[What the task requires]
Can you print every record below exactly as written?

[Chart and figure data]
----------------------------------------
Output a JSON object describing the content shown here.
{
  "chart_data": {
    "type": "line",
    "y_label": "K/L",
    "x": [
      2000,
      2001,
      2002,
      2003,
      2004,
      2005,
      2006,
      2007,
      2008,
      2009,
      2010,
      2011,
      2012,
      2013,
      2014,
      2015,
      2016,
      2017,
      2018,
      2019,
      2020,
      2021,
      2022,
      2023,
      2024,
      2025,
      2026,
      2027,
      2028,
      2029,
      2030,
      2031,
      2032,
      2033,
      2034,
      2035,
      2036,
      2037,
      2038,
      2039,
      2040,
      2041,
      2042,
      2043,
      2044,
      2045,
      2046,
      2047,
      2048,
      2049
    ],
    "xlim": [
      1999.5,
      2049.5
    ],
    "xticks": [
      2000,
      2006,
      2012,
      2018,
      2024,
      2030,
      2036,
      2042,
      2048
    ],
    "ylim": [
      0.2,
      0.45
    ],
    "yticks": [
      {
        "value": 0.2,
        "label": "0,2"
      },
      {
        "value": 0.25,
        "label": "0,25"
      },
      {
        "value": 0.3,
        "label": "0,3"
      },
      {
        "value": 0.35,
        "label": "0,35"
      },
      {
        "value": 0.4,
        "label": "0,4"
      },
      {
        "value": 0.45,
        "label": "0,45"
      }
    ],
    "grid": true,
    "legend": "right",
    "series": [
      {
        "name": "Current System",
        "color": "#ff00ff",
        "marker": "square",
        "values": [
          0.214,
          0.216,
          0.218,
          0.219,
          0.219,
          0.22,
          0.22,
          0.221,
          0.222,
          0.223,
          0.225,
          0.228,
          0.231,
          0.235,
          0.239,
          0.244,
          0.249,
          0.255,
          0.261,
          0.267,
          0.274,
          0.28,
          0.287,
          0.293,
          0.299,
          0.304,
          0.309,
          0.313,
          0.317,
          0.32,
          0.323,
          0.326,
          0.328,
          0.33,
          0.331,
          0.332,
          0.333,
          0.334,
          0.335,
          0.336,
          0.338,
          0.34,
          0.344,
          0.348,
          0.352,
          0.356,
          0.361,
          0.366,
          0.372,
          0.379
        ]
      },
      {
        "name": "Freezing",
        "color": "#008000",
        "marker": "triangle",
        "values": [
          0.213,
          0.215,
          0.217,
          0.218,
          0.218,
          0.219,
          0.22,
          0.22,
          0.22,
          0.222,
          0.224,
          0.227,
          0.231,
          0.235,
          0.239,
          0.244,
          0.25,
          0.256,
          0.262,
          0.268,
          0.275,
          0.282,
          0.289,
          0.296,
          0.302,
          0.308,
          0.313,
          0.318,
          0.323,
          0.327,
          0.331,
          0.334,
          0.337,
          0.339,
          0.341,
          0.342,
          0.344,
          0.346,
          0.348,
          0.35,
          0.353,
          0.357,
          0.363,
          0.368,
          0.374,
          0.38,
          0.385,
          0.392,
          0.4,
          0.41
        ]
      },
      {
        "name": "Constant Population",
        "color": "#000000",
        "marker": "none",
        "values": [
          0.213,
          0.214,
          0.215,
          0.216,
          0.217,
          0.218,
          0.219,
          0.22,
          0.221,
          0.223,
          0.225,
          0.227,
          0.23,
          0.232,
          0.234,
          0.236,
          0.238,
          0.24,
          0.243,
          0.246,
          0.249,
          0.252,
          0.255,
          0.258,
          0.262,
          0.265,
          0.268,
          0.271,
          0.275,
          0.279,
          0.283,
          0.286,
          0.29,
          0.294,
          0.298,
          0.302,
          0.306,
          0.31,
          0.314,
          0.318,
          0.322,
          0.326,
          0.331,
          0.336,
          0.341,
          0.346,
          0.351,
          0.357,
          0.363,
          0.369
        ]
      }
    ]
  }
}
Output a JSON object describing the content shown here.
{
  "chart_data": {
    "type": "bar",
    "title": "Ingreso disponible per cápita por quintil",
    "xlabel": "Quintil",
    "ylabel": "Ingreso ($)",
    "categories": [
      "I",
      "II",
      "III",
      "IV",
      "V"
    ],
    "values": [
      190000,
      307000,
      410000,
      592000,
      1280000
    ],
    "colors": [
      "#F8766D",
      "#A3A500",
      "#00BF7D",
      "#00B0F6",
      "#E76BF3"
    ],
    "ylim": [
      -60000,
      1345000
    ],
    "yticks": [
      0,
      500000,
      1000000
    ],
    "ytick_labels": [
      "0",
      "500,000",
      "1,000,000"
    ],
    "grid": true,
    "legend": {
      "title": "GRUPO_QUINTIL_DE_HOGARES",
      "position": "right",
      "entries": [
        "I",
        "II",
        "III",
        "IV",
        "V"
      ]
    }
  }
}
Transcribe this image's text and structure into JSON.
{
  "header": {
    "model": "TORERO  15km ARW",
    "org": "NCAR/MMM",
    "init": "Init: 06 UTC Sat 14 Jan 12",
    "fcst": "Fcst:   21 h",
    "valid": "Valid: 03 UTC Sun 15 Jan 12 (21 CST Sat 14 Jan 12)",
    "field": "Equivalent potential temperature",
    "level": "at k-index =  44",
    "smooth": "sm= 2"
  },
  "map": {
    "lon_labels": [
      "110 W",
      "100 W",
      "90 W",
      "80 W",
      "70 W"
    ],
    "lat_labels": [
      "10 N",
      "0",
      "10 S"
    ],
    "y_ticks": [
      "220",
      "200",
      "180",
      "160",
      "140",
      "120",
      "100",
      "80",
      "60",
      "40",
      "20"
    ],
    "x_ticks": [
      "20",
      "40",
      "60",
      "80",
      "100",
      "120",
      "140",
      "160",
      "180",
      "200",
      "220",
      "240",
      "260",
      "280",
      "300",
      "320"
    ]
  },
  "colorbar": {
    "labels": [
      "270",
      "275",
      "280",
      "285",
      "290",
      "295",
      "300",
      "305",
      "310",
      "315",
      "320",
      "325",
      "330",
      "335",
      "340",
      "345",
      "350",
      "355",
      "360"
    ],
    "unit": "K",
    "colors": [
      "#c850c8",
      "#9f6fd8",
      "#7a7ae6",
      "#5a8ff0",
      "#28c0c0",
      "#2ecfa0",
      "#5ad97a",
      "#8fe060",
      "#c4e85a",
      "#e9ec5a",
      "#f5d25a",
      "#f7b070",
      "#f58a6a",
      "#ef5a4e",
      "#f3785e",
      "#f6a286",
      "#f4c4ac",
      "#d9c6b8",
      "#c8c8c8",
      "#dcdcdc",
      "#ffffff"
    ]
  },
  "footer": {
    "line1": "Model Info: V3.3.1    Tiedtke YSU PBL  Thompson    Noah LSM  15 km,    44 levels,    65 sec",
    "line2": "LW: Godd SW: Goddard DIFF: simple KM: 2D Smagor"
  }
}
----------------------------------------
[Task response]
Output a JSON object describing the content shown here.
{
  "chart_data": {
    "type": "line",
    "y_label": "K/L",
    "x": [
      2000,
      2001,
      2002,
      2003,
      2004,
      2005,
      2006,
      2007,
      2008,
      2009,
      2010,
      2011,
      2012,
      2013,
      2014,
      2015,
      2016,
      2017,
      2018,
      2019,
      2020,
      2021,
      2022,
      2023,
      2024,
      2025,
      2026,
      2027,
      2028,
      2029,
      2030,
      2031,
      2032,
      2033,
      2034,
      2035,
      2036,
      2037,
      2038,
      2039,
      2040,
      2041,
      2042,
      2043,
      2044,
      2045,
      2046,
      2047,
      2048,
      2049
    ],
    "xlim": [
      1999.5,
      2049.5
    ],
    "xticks": [
      2000,
      2006,
      2012,
      2018,
      2024,
      2030,
      2036,
      2042,
      2048
    ],
    "ylim": [
      0.2,
      0.45
    ],
    "yticks": [
      {
        "value": 0.2,
        "label": "0,2"
      },
      {
        "value": 0.25,
        "label": "0,25"
      },
      {
        "value": 0.3,
        "label": "0,3"
      },
      {
        "value": 0.35,
        "label": "0,35"
      },
      {
        "value": 0.4,
        "label": "0,4"
      },
      {
        "value": 0.45,
        "label": "0,45"
      }
    ],
    "grid": true,
    "legend": "right",
    "series": [
      {
        "name": "Current System",
        "color": "#ff00ff",
        "marker": "square",
        "values": [
          0.214,
          0.216,
          0.218,
          0.219,
          0.219,
          0.22,
          0.22,
          0.221,
          0.222,
          0.223,
          0.225,
          0.228,
          0.231,
          0.235,
          0.239,
          0.244,
          0.249,
          0.255,
          0.261,
          0.267,
          0.274,
          0.28,
          0.287,
          0.293,
          0.299,
          0.304,
          0.309,
          0.313,
          0.317,
          0.32,
          0.323,
          0.326,
          0.328,
          0.33,
          0.331,
          0.332,
          0.333,
          0.334,
          0.335,
          0.336,
          0.338,
          0.34,
          0.344,
          0.348,
          0.352,
          0.356,
          0.361,
          0.366,
          0.372,
          0.379
        ]
      },
      {
        "name": "Freezing",
        "color": "#008000",
        "marker": "triangle",
        "values": [
          0.213,
          0.215,
          0.217,
          0.218,
          0.218,
          0.219,
          0.22,
          0.22,
          0.22,
          0.222,
          0.224,
          0.227,
          0.231,
          0.235,
          0.239,
          0.244,
          0.25,
          0.256,
          0.262,
          0.268,
          0.275,
          0.282,
          0.289,
          0.296,
          0.302,
          0.308,
          0.313,
          0.318,
          0.323,
          0.327,
          0.331,
          0.334,
          0.337,
          0.339,
          0.341,
          0.342,
          0.344,
          0.346,
          0.348,
          0.35,
          0.353,
          0.357,
          0.363,
          0.368,
          0.374,
          0.38,
          0.385,
          0.392,
          0.4,
          0.41
        ]
      },
      {
        "name": "Constant Population",
        "color": "#000000",
        "marker": "none",
        "values": [
          0.213,
          0.214,
          0.215,
          0.216,
          0.217,
          0.218,
          0.219,
          0.22,
          0.221,
          0.223,
          0.225,
          0.227,
          0.23,
          0.232,
          0.234,
          0.236,
          0.238,
          0.24,
          0.243,
          0.246,
          0.249,
          0.252,
          0.255,
          0.258,
          0.262,
          0.265,
          0.268,
          0.271,
          0.275,
          0.279,
          0.283,
          0.286,
          0.29,
          0.294,
          0.298,
          0.302,
          0.306,
          0.31,
          0.314,
          0.318,
          0.322,
          0.326,
          0.331,
          0.336,
          0.341,
          0.346,
          0.351,
          0.357,
          0.363,
          0.369
        ]
      }
    ]
  }
}
Output a JSON object describing the content shown here.
{
  "chart_data": {
    "type": "bar",
    "title": "Ingreso disponible per cápita por quintil",
    "xlabel": "Quintil",
    "ylabel": "Ingreso ($)",
    "categories": [
      "I",
      "II",
      "III",
      "IV",
      "V"
    ],
    "values": [
      190000,
      307000,
      410000,
      592000,
      1280000
    ],
    "colors": [
      "#F8766D",
      "#A3A500",
      "#00BF7D",
      "#00B0F6",
      "#E76BF3"
    ],
    "ylim": [
      -60000,
      1345000
    ],
    "yticks": [
      0,
      500000,
      1000000
    ],
    "ytick_labels": [
      "0",
      "500,000",
      "1,000,000"
    ],
    "grid": true,
    "legend": {
      "title": "GRUPO_QUINTIL_DE_HOGARES",
      "position": "right",
      "entries": [
        "I",
        "II",
        "III",
        "IV",
        "V"
      ]
    }
  }
}
Transcribe this image's text and structure into JSON.
{
  "header": {
    "model": "TORERO  15km ARW",
    "org": "NCAR/MMM",
    "init": "Init: 06 UTC Sat 14 Jan 12",
    "fcst": "Fcst:   21 h",
    "valid": "Valid: 03 UTC Sun 15 Jan 12 (21 CST Sat 14 Jan 12)",
    "field": "Equivalent potential temperature",
    "level": "at k-index =  44",
    "smooth": "sm= 2"
  },
  "map": {
    "lon_labels": [
      "110 W",
      "100 W",
      "90 W",
      "80 W",
      "70 W"
    ],
    "lat_labels": [
      "10 N",
      "0",
      "10 S"
    ],
    "y_ticks": [
      "220",
      "200",
      "180",
      "160",
      "140",
      "120",
      "100",
      "80",
      "60",
      "40",
      "20"
    ],
    "x_ticks": [
      "20",
      "40",
      "60",
      "80",
      "100",
      "120",
      "140",
      "160",
      "180",
      "200",
      "220",
      "240",
      "260",
      "280",
      "300",
      "320"
    ]
  },
  "colorbar": {
    "labels": [
      "270",
      "275",
      "280",
      "285",
      "290",
      "295",
      "300",
      "305",
      "310",
      "315",
      "320",
      "325",
      "330",
      "335",
      "340",
      "345",
      "350",
      "355",
      "360"
    ],
    "unit": "K",
    "colors": [
      "#c850c8",
      "#9f6fd8",
      "#7a7ae6",
      "#5a8ff0",
      "#28c0c0",
      "#2ecfa0",
      "#5ad97a",
      "#8fe060",
      "#c4e85a",
      "#e9ec5a",
      "#f5d25a",
      "#f7b070",
      "#f58a6a",
      "#ef5a4e",
      "#f3785e",
      "#f6a286",
      "#f4c4ac",
      "#d9c6b8",
      "#c8c8c8",
      "#dcdcdc",
      "#ffffff"
    ]
  },
  "footer": {
    "line1": "Model Info: V3.3.1    Tiedtke YSU PBL  Thompson    Noah LSM  15 km,    44 levels,    65 sec",
    "line2": "LW: Godd SW: Goddard DIFF: simple KM: 2D Smagor"
  }
}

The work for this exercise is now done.